# START OF STORED ROWS

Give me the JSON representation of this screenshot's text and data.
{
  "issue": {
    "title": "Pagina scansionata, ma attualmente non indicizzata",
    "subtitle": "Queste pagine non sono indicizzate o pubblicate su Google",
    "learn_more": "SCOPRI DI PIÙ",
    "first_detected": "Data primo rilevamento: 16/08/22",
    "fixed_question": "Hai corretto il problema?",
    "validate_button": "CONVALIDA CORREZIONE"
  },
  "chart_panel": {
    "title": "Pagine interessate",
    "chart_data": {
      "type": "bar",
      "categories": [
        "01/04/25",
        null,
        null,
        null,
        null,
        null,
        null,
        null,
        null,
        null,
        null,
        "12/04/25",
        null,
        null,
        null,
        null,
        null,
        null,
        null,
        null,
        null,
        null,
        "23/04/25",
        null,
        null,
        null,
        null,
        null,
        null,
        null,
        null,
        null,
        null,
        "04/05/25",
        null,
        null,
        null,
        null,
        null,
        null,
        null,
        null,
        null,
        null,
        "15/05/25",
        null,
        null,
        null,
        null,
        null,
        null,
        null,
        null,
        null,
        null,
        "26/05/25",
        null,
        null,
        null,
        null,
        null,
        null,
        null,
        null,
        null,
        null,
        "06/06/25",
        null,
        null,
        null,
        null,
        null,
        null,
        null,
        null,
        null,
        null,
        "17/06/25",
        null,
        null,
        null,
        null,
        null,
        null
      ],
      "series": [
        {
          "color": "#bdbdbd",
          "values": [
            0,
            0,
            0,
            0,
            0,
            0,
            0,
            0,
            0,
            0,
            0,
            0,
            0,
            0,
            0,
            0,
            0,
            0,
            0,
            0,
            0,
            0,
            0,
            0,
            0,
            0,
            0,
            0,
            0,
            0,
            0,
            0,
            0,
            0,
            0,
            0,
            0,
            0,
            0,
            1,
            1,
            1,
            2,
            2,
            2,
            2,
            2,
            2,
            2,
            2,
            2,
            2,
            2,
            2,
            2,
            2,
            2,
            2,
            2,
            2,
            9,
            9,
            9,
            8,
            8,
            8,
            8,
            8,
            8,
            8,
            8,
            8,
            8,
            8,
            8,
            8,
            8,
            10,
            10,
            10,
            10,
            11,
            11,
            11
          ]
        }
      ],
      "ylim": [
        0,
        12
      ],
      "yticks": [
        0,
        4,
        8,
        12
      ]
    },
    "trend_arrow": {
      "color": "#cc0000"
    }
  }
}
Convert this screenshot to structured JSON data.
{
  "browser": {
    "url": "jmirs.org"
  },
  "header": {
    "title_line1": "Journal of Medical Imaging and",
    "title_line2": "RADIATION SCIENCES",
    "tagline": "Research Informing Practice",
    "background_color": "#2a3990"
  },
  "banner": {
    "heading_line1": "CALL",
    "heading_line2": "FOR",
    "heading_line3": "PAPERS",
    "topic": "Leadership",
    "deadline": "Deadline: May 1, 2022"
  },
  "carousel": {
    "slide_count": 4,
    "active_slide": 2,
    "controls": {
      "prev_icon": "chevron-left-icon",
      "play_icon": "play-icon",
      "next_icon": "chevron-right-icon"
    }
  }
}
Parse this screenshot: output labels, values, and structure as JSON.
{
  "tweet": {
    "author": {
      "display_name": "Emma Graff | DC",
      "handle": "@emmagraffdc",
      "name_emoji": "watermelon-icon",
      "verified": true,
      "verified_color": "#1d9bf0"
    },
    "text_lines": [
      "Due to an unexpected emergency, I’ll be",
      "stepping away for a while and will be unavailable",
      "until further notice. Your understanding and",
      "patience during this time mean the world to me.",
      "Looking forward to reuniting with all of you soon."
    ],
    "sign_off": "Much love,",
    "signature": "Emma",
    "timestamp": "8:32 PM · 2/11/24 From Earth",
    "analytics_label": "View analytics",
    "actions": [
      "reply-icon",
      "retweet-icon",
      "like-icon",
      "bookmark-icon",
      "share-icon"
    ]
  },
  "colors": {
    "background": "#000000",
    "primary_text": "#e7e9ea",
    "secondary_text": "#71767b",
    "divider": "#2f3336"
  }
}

# END OF STORED ROWS

→ TASK DIRECTIONS
Report back each line of the entries that holds the string "JSON".

→ EXERCISE SOLUTION
Give me the JSON representation of this screenshot's text and data.
Convert this screenshot to structured JSON data.
Parse this screenshot: output labels, values, and structure as JSON.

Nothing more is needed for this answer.